| Instructions to follow |
Print every entry exactly as written.

| Listing |
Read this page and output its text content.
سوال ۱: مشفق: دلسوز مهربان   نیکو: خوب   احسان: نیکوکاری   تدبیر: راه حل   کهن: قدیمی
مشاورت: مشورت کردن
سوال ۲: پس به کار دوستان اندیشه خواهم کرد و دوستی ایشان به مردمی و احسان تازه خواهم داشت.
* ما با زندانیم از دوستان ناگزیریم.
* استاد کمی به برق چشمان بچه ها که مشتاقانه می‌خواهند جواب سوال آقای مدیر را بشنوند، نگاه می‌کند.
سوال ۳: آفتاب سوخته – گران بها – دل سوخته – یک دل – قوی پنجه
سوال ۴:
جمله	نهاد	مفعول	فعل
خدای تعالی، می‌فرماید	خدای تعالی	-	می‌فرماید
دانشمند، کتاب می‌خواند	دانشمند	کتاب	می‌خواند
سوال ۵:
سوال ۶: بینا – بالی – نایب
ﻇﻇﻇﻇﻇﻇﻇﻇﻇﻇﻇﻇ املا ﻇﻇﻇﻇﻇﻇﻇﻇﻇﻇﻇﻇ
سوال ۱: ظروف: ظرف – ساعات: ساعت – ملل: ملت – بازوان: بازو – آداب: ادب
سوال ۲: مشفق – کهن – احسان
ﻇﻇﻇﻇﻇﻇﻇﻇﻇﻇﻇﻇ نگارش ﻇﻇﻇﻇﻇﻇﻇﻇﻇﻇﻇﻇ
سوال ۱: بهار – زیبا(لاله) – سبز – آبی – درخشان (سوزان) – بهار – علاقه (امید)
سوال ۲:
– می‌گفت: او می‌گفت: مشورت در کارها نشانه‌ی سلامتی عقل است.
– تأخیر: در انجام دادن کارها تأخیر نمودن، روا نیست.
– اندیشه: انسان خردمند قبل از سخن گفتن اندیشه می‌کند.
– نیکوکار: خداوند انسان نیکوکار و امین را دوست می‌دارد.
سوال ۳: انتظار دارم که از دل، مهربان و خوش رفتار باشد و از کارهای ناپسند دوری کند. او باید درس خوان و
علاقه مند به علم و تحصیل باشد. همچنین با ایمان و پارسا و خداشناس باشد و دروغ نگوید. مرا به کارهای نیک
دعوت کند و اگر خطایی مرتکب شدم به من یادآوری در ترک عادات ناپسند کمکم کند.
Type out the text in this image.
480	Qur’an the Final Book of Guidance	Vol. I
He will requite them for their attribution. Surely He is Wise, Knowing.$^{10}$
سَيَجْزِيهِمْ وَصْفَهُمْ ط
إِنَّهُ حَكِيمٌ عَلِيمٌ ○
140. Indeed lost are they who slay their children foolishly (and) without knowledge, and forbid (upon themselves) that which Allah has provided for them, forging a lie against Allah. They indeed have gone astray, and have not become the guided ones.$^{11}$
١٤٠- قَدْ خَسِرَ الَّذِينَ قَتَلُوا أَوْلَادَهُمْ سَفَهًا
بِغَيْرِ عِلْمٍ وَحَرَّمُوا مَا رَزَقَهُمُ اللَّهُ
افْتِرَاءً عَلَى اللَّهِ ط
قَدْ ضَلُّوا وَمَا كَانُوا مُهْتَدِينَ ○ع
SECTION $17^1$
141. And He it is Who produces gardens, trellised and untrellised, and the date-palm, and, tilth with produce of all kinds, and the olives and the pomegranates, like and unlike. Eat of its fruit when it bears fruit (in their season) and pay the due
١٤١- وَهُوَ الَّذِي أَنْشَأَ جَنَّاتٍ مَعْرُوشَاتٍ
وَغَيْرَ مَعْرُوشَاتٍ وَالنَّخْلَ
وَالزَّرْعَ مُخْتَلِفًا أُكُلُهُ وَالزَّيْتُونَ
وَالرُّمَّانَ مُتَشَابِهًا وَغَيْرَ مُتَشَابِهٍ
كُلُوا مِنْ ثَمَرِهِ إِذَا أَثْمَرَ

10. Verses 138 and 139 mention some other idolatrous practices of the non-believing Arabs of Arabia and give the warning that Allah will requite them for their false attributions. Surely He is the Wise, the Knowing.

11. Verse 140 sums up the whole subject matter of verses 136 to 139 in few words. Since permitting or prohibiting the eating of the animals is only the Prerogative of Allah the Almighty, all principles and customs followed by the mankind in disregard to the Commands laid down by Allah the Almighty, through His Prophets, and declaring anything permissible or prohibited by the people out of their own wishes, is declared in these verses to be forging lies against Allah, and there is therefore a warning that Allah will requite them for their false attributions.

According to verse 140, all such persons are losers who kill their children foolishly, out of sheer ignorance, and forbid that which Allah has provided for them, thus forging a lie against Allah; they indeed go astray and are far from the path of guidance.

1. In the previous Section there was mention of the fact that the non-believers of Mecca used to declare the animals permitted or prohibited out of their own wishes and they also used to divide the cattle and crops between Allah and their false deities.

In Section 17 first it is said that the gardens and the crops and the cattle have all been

| Answer in full |
Read this page and output its text content.
سوال ۱: مشفق: دلسوز مهربان   نیکو: خوب   احسان: نیکوکاری   تدبیر: راه حل   کهن: قدیمی
مشاورت: مشورت کردن
سوال ۲: پس به کار دوستان اندیشه خواهم کرد و دوستی ایشان به مردمی و احسان تازه خواهم داشت.
* ما با زندانیم از دوستان ناگزیریم.
* استاد کمی به برق چشمان بچه ها که مشتاقانه می‌خواهند جواب سوال آقای مدیر را بشنوند، نگاه می‌کند.
سوال ۳: آفتاب سوخته – گران بها – دل سوخته – یک دل – قوی پنجه
سوال ۴:
جمله	نهاد	مفعول	فعل
خدای تعالی، می‌فرماید	خدای تعالی	-	می‌فرماید
دانشمند، کتاب می‌خواند	دانشمند	کتاب	می‌خواند
سوال ۵:
سوال ۶: بینا – بالی – نایب
ﻇﻇﻇﻇﻇﻇﻇﻇﻇﻇﻇﻇ املا ﻇﻇﻇﻇﻇﻇﻇﻇﻇﻇﻇﻇ
سوال ۱: ظروف: ظرف – ساعات: ساعت – ملل: ملت – بازوان: بازو – آداب: ادب
سوال ۲: مشفق – کهن – احسان
ﻇﻇﻇﻇﻇﻇﻇﻇﻇﻇﻇﻇ نگارش ﻇﻇﻇﻇﻇﻇﻇﻇﻇﻇﻇﻇ
سوال ۱: بهار – زیبا(لاله) – سبز – آبی – درخشان (سوزان) – بهار – علاقه (امید)
سوال ۲:
– می‌گفت: او می‌گفت: مشورت در کارها نشانه‌ی سلامتی عقل است.
– تأخیر: در انجام دادن کارها تأخیر نمودن، روا نیست.
– اندیشه: انسان خردمند قبل از سخن گفتن اندیشه می‌کند.
– نیکوکار: خداوند انسان نیکوکار و امین را دوست می‌دارد.
سوال ۳: انتظار دارم که از دل، مهربان و خوش رفتار باشد و از کارهای ناپسند دوری کند. او باید درس خوان و
علاقه مند به علم و تحصیل باشد. همچنین با ایمان و پارسا و خداشناس باشد و دروغ نگوید. مرا به کارهای نیک
دعوت کند و اگر خطایی مرتکب شدم به من یادآوری در ترک عادات ناپسند کمکم کند.
Type out the text in this image.
480	Qur’an the Final Book of Guidance	Vol. I
He will requite them for their attribution. Surely He is Wise, Knowing.$^{10}$
سَيَجْزِيهِمْ وَصْفَهُمْ ط
إِنَّهُ حَكِيمٌ عَلِيمٌ ○
140. Indeed lost are they who slay their children foolishly (and) without knowledge, and forbid (upon themselves) that which Allah has provided for them, forging a lie against Allah. They indeed have gone astray, and have not become the guided ones.$^{11}$
١٤٠- قَدْ خَسِرَ الَّذِينَ قَتَلُوا أَوْلَادَهُمْ سَفَهًا
بِغَيْرِ عِلْمٍ وَحَرَّمُوا مَا رَزَقَهُمُ اللَّهُ
افْتِرَاءً عَلَى اللَّهِ ط
قَدْ ضَلُّوا وَمَا كَانُوا مُهْتَدِينَ ○ع
SECTION $17^1$
141. And He it is Who produces gardens, trellised and untrellised, and the date-palm, and, tilth with produce of all kinds, and the olives and the pomegranates, like and unlike. Eat of its fruit when it bears fruit (in their season) and pay the due
١٤١- وَهُوَ الَّذِي أَنْشَأَ جَنَّاتٍ مَعْرُوشَاتٍ
وَغَيْرَ مَعْرُوشَاتٍ وَالنَّخْلَ
وَالزَّرْعَ مُخْتَلِفًا أُكُلُهُ وَالزَّيْتُونَ
وَالرُّمَّانَ مُتَشَابِهًا وَغَيْرَ مُتَشَابِهٍ
كُلُوا مِنْ ثَمَرِهِ إِذَا أَثْمَرَ

10. Verses 138 and 139 mention some other idolatrous practices of the non-believing Arabs of Arabia and give the warning that Allah will requite them for their false attributions. Surely He is the Wise, the Knowing.

11. Verse 140 sums up the whole subject matter of verses 136 to 139 in few words. Since permitting or prohibiting the eating of the animals is only the Prerogative of Allah the Almighty, all principles and customs followed by the mankind in disregard to the Commands laid down by Allah the Almighty, through His Prophets, and declaring anything permissible or prohibited by the people out of their own wishes, is declared in these verses to be forging lies against Allah, and there is therefore a warning that Allah will requite them for their false attributions.

According to verse 140, all such persons are losers who kill their children foolishly, out of sheer ignorance, and forbid that which Allah has provided for them, thus forging a lie against Allah; they indeed go astray and are far from the path of guidance.

1. In the previous Section there was mention of the fact that the non-believers of Mecca used to declare the animals permitted or prohibited out of their own wishes and they also used to divide the cattle and crops between Allah and their false deities.

In Section 17 first it is said that the gardens and the crops and the cattle have all been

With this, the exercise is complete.